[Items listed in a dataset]
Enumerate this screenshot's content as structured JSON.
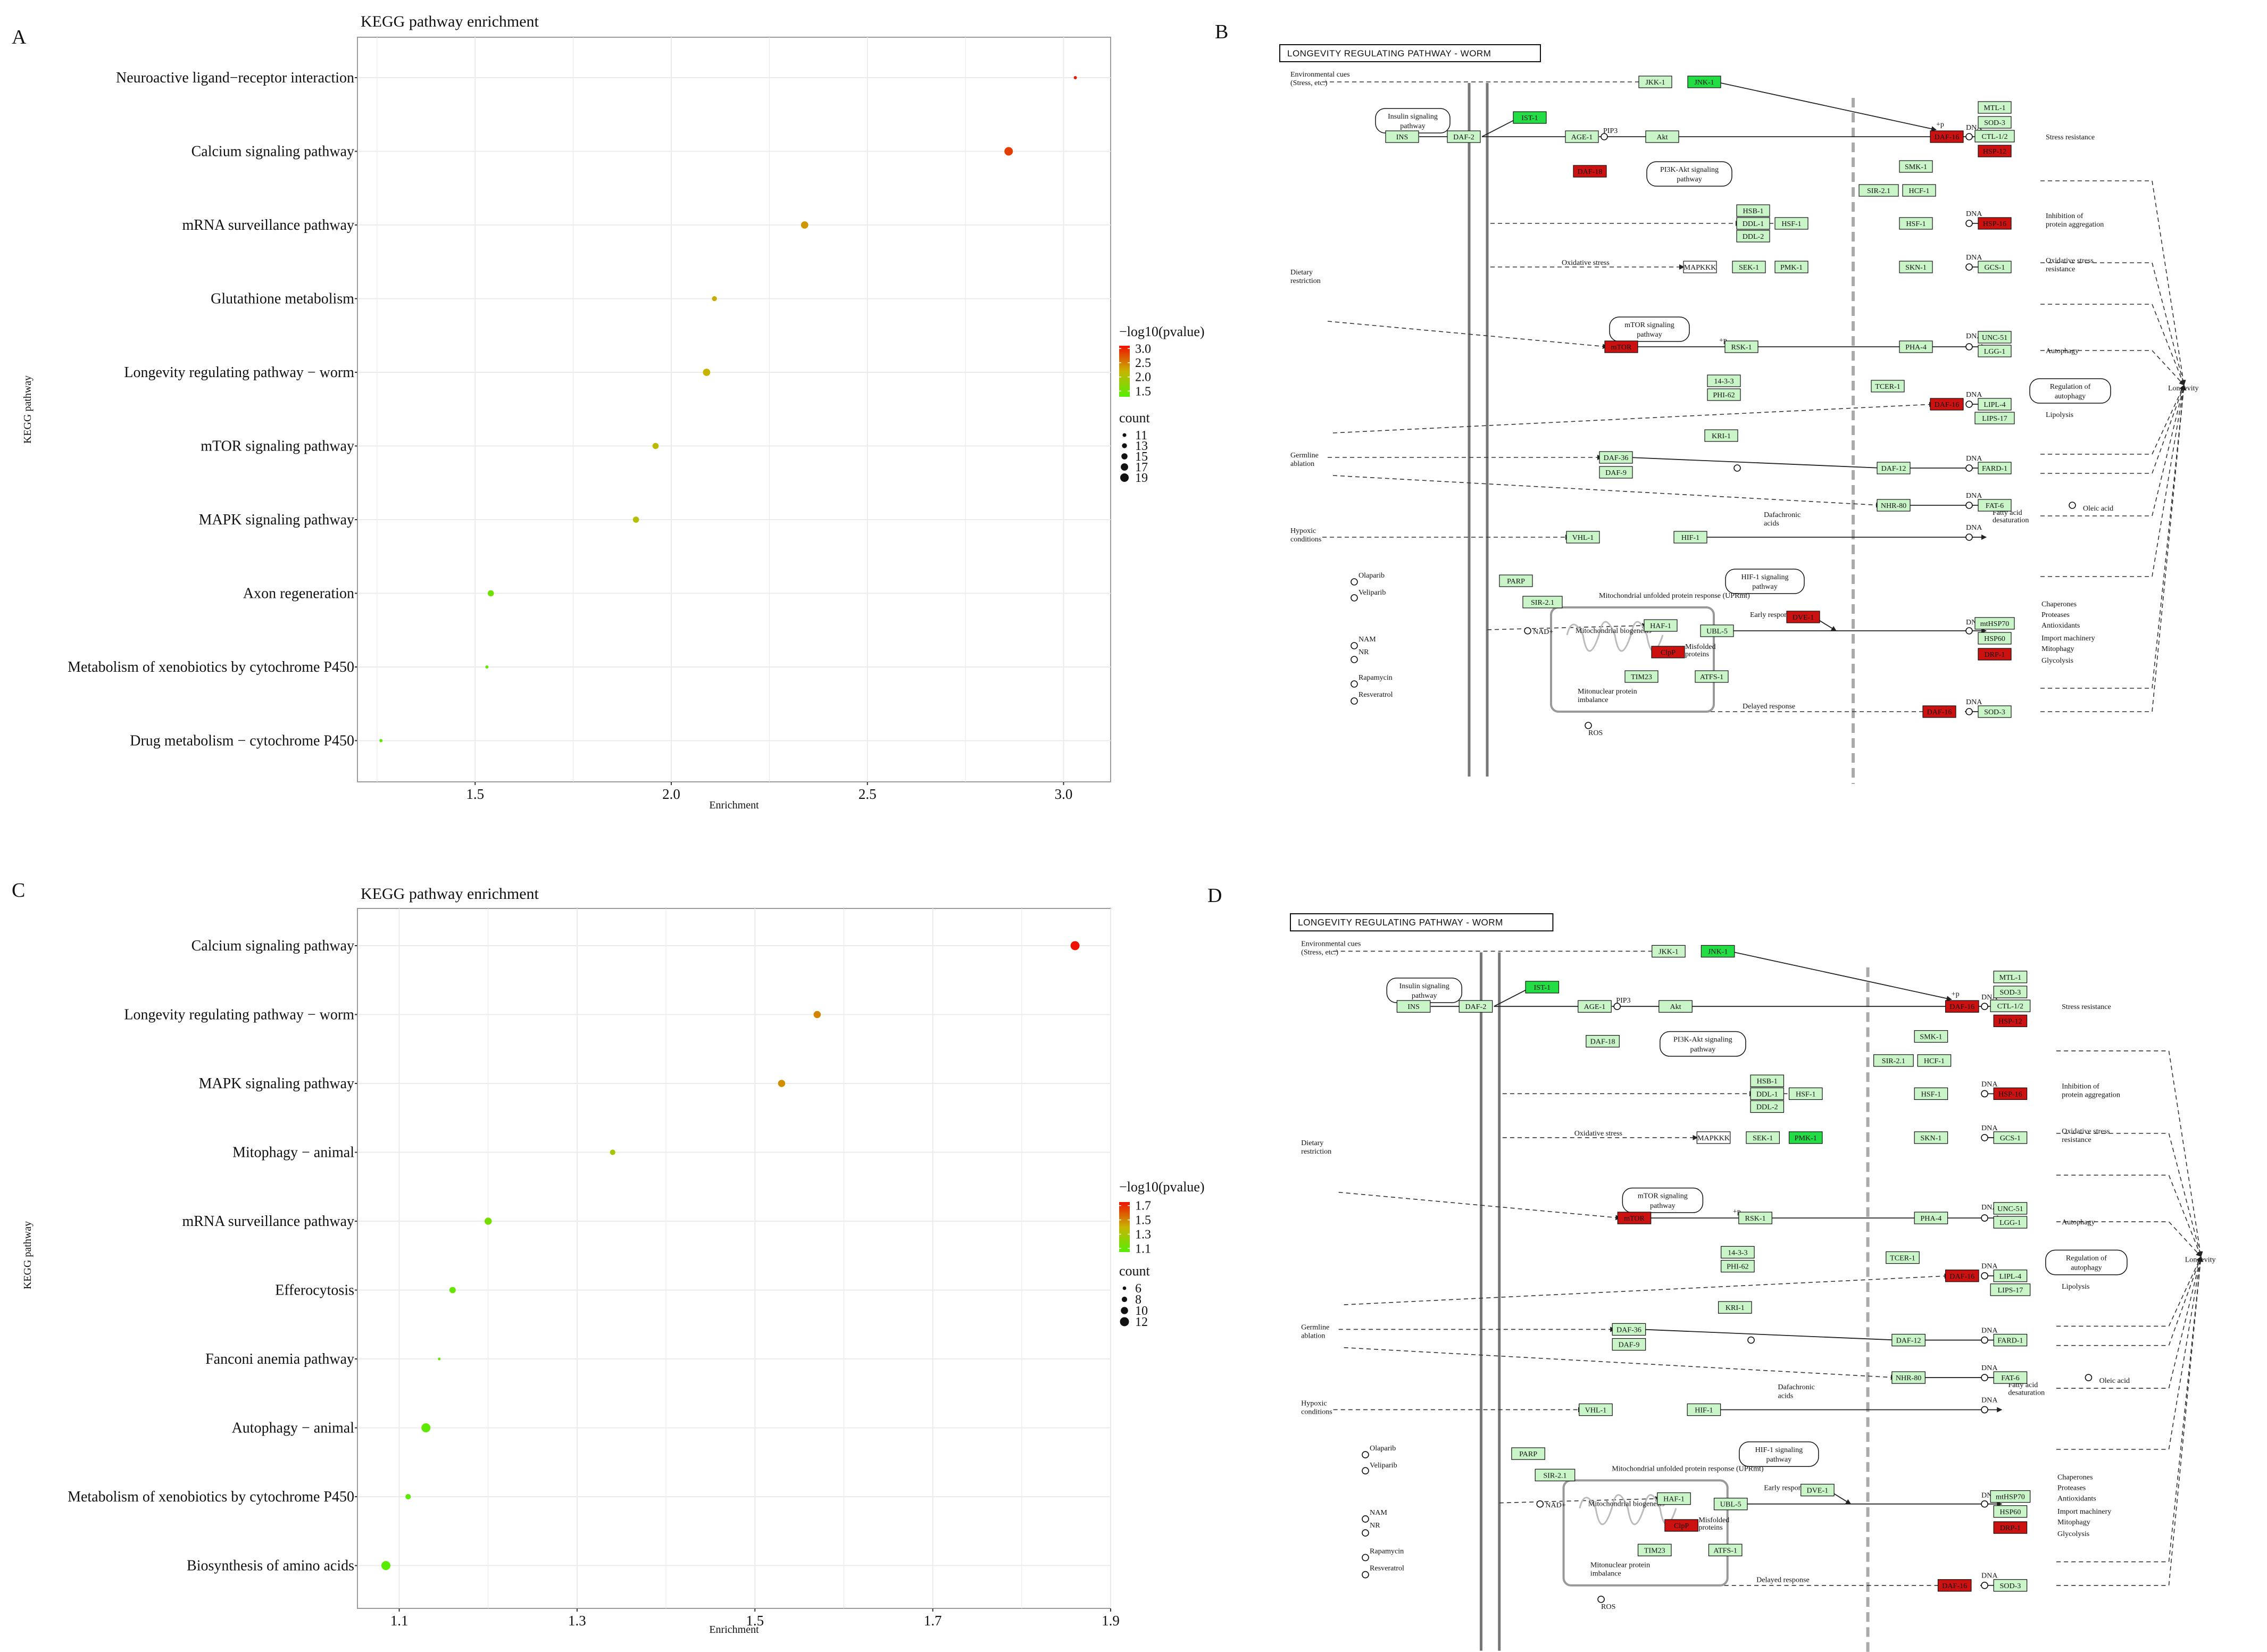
{
  "panel_labels": {
    "A": "A",
    "B": "B",
    "C": "C",
    "D": "D"
  },
  "chart_data": [
    {
      "panel": "A",
      "type": "scatter",
      "title": "KEGG pathway enrichment",
      "xlabel": "Enrichment",
      "ylabel": "KEGG pathway",
      "xlim": [
        1.2,
        3.12
      ],
      "xticks": [
        1.5,
        2.0,
        2.5,
        3.0
      ],
      "grid": true,
      "color_legend_title": "−log10(pvalue)",
      "color_range": [
        1.3,
        3.1
      ],
      "color_ticks": [
        "3.0",
        "2.5",
        "2.0",
        "1.5"
      ],
      "size_legend_title": "count",
      "size_ticks": [
        11,
        13,
        15,
        17,
        19
      ],
      "size_range": [
        10,
        19
      ],
      "points": [
        {
          "pathway": "Neuroactive ligand−receptor interaction",
          "enrichment": 3.03,
          "count": 10,
          "neglog10p": 3.05
        },
        {
          "pathway": "Calcium signaling pathway",
          "enrichment": 2.86,
          "count": 19,
          "neglog10p": 2.85
        },
        {
          "pathway": "mRNA surveillance pathway",
          "enrichment": 2.34,
          "count": 17,
          "neglog10p": 2.35
        },
        {
          "pathway": "Glutathione metabolism",
          "enrichment": 2.11,
          "count": 13,
          "neglog10p": 2.25
        },
        {
          "pathway": "Longevity regulating pathway − worm",
          "enrichment": 2.09,
          "count": 17,
          "neglog10p": 2.2
        },
        {
          "pathway": "mTOR signaling pathway",
          "enrichment": 1.96,
          "count": 15,
          "neglog10p": 2.1
        },
        {
          "pathway": "MAPK signaling pathway",
          "enrichment": 1.91,
          "count": 15,
          "neglog10p": 2.05
        },
        {
          "pathway": "Axon regeneration",
          "enrichment": 1.54,
          "count": 15,
          "neglog10p": 1.5
        },
        {
          "pathway": "Metabolism of xenobiotics by cytochrome P450",
          "enrichment": 1.53,
          "count": 10,
          "neglog10p": 1.4
        },
        {
          "pathway": "Drug metabolism − cytochrome P450",
          "enrichment": 1.26,
          "count": 10,
          "neglog10p": 1.35
        }
      ]
    },
    {
      "panel": "C",
      "type": "scatter",
      "title": "KEGG pathway enrichment",
      "xlabel": "Enrichment",
      "ylabel": "KEGG pathway",
      "xlim": [
        1.053,
        1.9
      ],
      "xticks": [
        1.1,
        1.3,
        1.5,
        1.7,
        1.9
      ],
      "grid": true,
      "color_legend_title": "−log10(pvalue)",
      "color_range": [
        1.05,
        1.75
      ],
      "color_ticks": [
        "1.7",
        "1.5",
        "1.3",
        "1.1"
      ],
      "size_legend_title": "count",
      "size_ticks": [
        6,
        8,
        10,
        12
      ],
      "size_range": [
        5,
        12
      ],
      "points": [
        {
          "pathway": "Calcium signaling pathway",
          "enrichment": 1.86,
          "count": 12,
          "neglog10p": 1.75
        },
        {
          "pathway": "Longevity regulating pathway − worm",
          "enrichment": 1.57,
          "count": 10,
          "neglog10p": 1.5
        },
        {
          "pathway": "MAPK signaling pathway",
          "enrichment": 1.53,
          "count": 10,
          "neglog10p": 1.48
        },
        {
          "pathway": "Mitophagy − animal",
          "enrichment": 1.34,
          "count": 8,
          "neglog10p": 1.3
        },
        {
          "pathway": "mRNA surveillance pathway",
          "enrichment": 1.2,
          "count": 10,
          "neglog10p": 1.15
        },
        {
          "pathway": "Efferocytosis",
          "enrichment": 1.16,
          "count": 9,
          "neglog10p": 1.1
        },
        {
          "pathway": "Fanconi anemia pathway",
          "enrichment": 1.145,
          "count": 5,
          "neglog10p": 1.1
        },
        {
          "pathway": "Autophagy − animal",
          "enrichment": 1.13,
          "count": 12,
          "neglog10p": 1.08
        },
        {
          "pathway": "Metabolism of xenobiotics by cytochrome P450",
          "enrichment": 1.11,
          "count": 8,
          "neglog10p": 1.07
        },
        {
          "pathway": "Biosynthesis of amino acids",
          "enrichment": 1.085,
          "count": 12,
          "neglog10p": 1.06
        }
      ]
    }
  ],
  "kegg_maps": [
    {
      "panel": "B",
      "title": "LONGEVITY REGULATING PATHWAY - WORM",
      "genes": [
        {
          "id": "JKK-1",
          "state": "light"
        },
        {
          "id": "JNK-1",
          "state": "green"
        },
        {
          "id": "INS",
          "state": "light"
        },
        {
          "id": "DAF-2",
          "state": "light"
        },
        {
          "id": "IST-1",
          "state": "green"
        },
        {
          "id": "AGE-1",
          "state": "light"
        },
        {
          "id": "Akt",
          "state": "light"
        },
        {
          "id": "DAF-18",
          "state": "red"
        },
        {
          "id": "DAF-16",
          "state": "red"
        },
        {
          "id": "SMK-1",
          "state": "light"
        },
        {
          "id": "SIR-2.1",
          "state": "light"
        },
        {
          "id": "HCF-1",
          "state": "light"
        },
        {
          "id": "MTL-1",
          "state": "light"
        },
        {
          "id": "SOD-3",
          "state": "light"
        },
        {
          "id": "CTL-1/2",
          "state": "light"
        },
        {
          "id": "HSP-12",
          "state": "red"
        },
        {
          "id": "HSB-1",
          "state": "light"
        },
        {
          "id": "DDL-1",
          "state": "light"
        },
        {
          "id": "DDL-2",
          "state": "light"
        },
        {
          "id": "HSF-1",
          "state": "light"
        },
        {
          "id": "HSF-1",
          "state": "light"
        },
        {
          "id": "HSP-16",
          "state": "red"
        },
        {
          "id": "MAPKKK",
          "state": "white"
        },
        {
          "id": "SEK-1",
          "state": "light"
        },
        {
          "id": "PMK-1",
          "state": "light"
        },
        {
          "id": "SKN-1",
          "state": "light"
        },
        {
          "id": "GCS-1",
          "state": "light"
        },
        {
          "id": "mTOR",
          "state": "red"
        },
        {
          "id": "RSK-1",
          "state": "light"
        },
        {
          "id": "PHA-4",
          "state": "light"
        },
        {
          "id": "UNC-51",
          "state": "light"
        },
        {
          "id": "LGG-1",
          "state": "light"
        },
        {
          "id": "14-3-3",
          "state": "light"
        },
        {
          "id": "PHI-62",
          "state": "light"
        },
        {
          "id": "TCER-1",
          "state": "light"
        },
        {
          "id": "DAF-16",
          "state": "red"
        },
        {
          "id": "LIPL-4",
          "state": "light"
        },
        {
          "id": "LIPS-17",
          "state": "light"
        },
        {
          "id": "KRI-1",
          "state": "light"
        },
        {
          "id": "DAF-36",
          "state": "light"
        },
        {
          "id": "DAF-9",
          "state": "light"
        },
        {
          "id": "DAF-12",
          "state": "light"
        },
        {
          "id": "FARD-1",
          "state": "light"
        },
        {
          "id": "NHR-80",
          "state": "light"
        },
        {
          "id": "FAT-6",
          "state": "light"
        },
        {
          "id": "VHL-1",
          "state": "light"
        },
        {
          "id": "HIF-1",
          "state": "light"
        },
        {
          "id": "PARP",
          "state": "light"
        },
        {
          "id": "SIR-2.1",
          "state": "light"
        },
        {
          "id": "HAF-1",
          "state": "light"
        },
        {
          "id": "DVE-1",
          "state": "red"
        },
        {
          "id": "UBL-5",
          "state": "light"
        },
        {
          "id": "ClpP",
          "state": "red"
        },
        {
          "id": "TIM23",
          "state": "light"
        },
        {
          "id": "ATFS-1",
          "state": "light"
        },
        {
          "id": "mtHSP70",
          "state": "light"
        },
        {
          "id": "HSP60",
          "state": "light"
        },
        {
          "id": "DRP-1",
          "state": "red"
        },
        {
          "id": "DAF-16",
          "state": "red"
        },
        {
          "id": "SOD-3",
          "state": "light"
        }
      ],
      "labels": {
        "env": "Environmental cues",
        "env2": "(Stress, etc.)",
        "insulin": "Insulin signaling",
        "insulin2": "pathway",
        "pi3k": "PI3K-Akt signaling",
        "pi3k2": "pathway",
        "dietary": "Dietary",
        "dietary2": "restriction",
        "oxid": "Oxidative stress",
        "mtor": "mTOR signaling",
        "mtor2": "pathway",
        "germ": "Germline",
        "germ2": "ablation",
        "hypoxic": "Hypoxic",
        "hypoxic2": "conditions",
        "hif": "HIF-1 signaling",
        "hif2": "pathway",
        "reg": "Regulation of",
        "reg2": "autophagy",
        "stress": "Stress resistance",
        "inhib": "Inhibition of",
        "inhib2": "protein aggregation",
        "oxres": "Oxidative stress",
        "oxres2": "resistance",
        "autophagy": "Autophagy",
        "longevity": "Longevity",
        "lipolysis": "Lipolysis",
        "oleic": "Oleic acid",
        "fatty": "Fatty acid",
        "fatty2": "desaturation",
        "dafa": "Dafachronic",
        "dafa2": "acids",
        "upr": "Mitochondrial unfolded protein response (UPRmt)",
        "biogen": "Mitochondrial biogenesis",
        "misfold": "Misfolded",
        "misfold2": "proteins",
        "imbal": "Mitonuclear protein",
        "imbal2": "imbalance",
        "early": "Early response",
        "delayed": "Delayed response",
        "chap": "Chaperones",
        "prot": "Proteases",
        "antiox": "Antioxidants",
        "import": "Import machinery",
        "mitoph": "Mitophagy",
        "glyco": "Glycolysis",
        "ros": "ROS",
        "nad": "NAD+",
        "nam": "NAM",
        "nr": "NR",
        "olaparib": "Olaparib",
        "veliparib": "Veliparib",
        "rapa": "Rapamycin",
        "resv": "Resveratrol",
        "dna": "DNA",
        "pip3": "PIP3",
        "p": "+p"
      }
    },
    {
      "panel": "D",
      "title": "LONGEVITY REGULATING PATHWAY - WORM",
      "genes": [
        {
          "id": "JKK-1",
          "state": "light"
        },
        {
          "id": "JNK-1",
          "state": "green"
        },
        {
          "id": "INS",
          "state": "light"
        },
        {
          "id": "DAF-2",
          "state": "light"
        },
        {
          "id": "IST-1",
          "state": "green"
        },
        {
          "id": "AGE-1",
          "state": "light"
        },
        {
          "id": "Akt",
          "state": "light"
        },
        {
          "id": "DAF-18",
          "state": "light"
        },
        {
          "id": "DAF-16",
          "state": "red"
        },
        {
          "id": "SMK-1",
          "state": "light"
        },
        {
          "id": "SIR-2.1",
          "state": "light"
        },
        {
          "id": "HCF-1",
          "state": "light"
        },
        {
          "id": "MTL-1",
          "state": "light"
        },
        {
          "id": "SOD-3",
          "state": "light"
        },
        {
          "id": "CTL-1/2",
          "state": "light"
        },
        {
          "id": "HSP-12",
          "state": "red"
        },
        {
          "id": "HSB-1",
          "state": "light"
        },
        {
          "id": "DDL-1",
          "state": "light"
        },
        {
          "id": "DDL-2",
          "state": "light"
        },
        {
          "id": "HSF-1",
          "state": "light"
        },
        {
          "id": "HSF-1",
          "state": "light"
        },
        {
          "id": "HSP-16",
          "state": "red"
        },
        {
          "id": "MAPKKK",
          "state": "white"
        },
        {
          "id": "SEK-1",
          "state": "light"
        },
        {
          "id": "PMK-1",
          "state": "green"
        },
        {
          "id": "SKN-1",
          "state": "light"
        },
        {
          "id": "GCS-1",
          "state": "light"
        },
        {
          "id": "mTOR",
          "state": "red"
        },
        {
          "id": "RSK-1",
          "state": "light"
        },
        {
          "id": "PHA-4",
          "state": "light"
        },
        {
          "id": "UNC-51",
          "state": "light"
        },
        {
          "id": "LGG-1",
          "state": "light"
        },
        {
          "id": "14-3-3",
          "state": "light"
        },
        {
          "id": "PHI-62",
          "state": "light"
        },
        {
          "id": "TCER-1",
          "state": "light"
        },
        {
          "id": "DAF-16",
          "state": "red"
        },
        {
          "id": "LIPL-4",
          "state": "light"
        },
        {
          "id": "LIPS-17",
          "state": "light"
        },
        {
          "id": "KRI-1",
          "state": "light"
        },
        {
          "id": "DAF-36",
          "state": "light"
        },
        {
          "id": "DAF-9",
          "state": "light"
        },
        {
          "id": "DAF-12",
          "state": "light"
        },
        {
          "id": "FARD-1",
          "state": "light"
        },
        {
          "id": "NHR-80",
          "state": "light"
        },
        {
          "id": "FAT-6",
          "state": "light"
        },
        {
          "id": "VHL-1",
          "state": "light"
        },
        {
          "id": "HIF-1",
          "state": "light"
        },
        {
          "id": "PARP",
          "state": "light"
        },
        {
          "id": "SIR-2.1",
          "state": "light"
        },
        {
          "id": "HAF-1",
          "state": "light"
        },
        {
          "id": "DVE-1",
          "state": "light"
        },
        {
          "id": "UBL-5",
          "state": "light"
        },
        {
          "id": "ClpP",
          "state": "red"
        },
        {
          "id": "TIM23",
          "state": "light"
        },
        {
          "id": "ATFS-1",
          "state": "light"
        },
        {
          "id": "mtHSP70",
          "state": "light"
        },
        {
          "id": "HSP60",
          "state": "light"
        },
        {
          "id": "DRP-1",
          "state": "red"
        },
        {
          "id": "DAF-16",
          "state": "red"
        },
        {
          "id": "SOD-3",
          "state": "light"
        }
      ]
    }
  ],
  "colors": {
    "low": "#55ee00",
    "mid": "#c8b400",
    "high": "#ee1100",
    "green": "#22dd44",
    "light": "#c9f5c9",
    "red": "#cc1111",
    "grid": "#ebebeb",
    "panel_border": "#9a9a9a"
  }
}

Instructions to follow:
Wherever the word "Mitophagy" appears in a line of the data above, copy that line.

Finished task:
          "pathway": "Mitophagy − animal",
        "mitoph": "Mitophagy",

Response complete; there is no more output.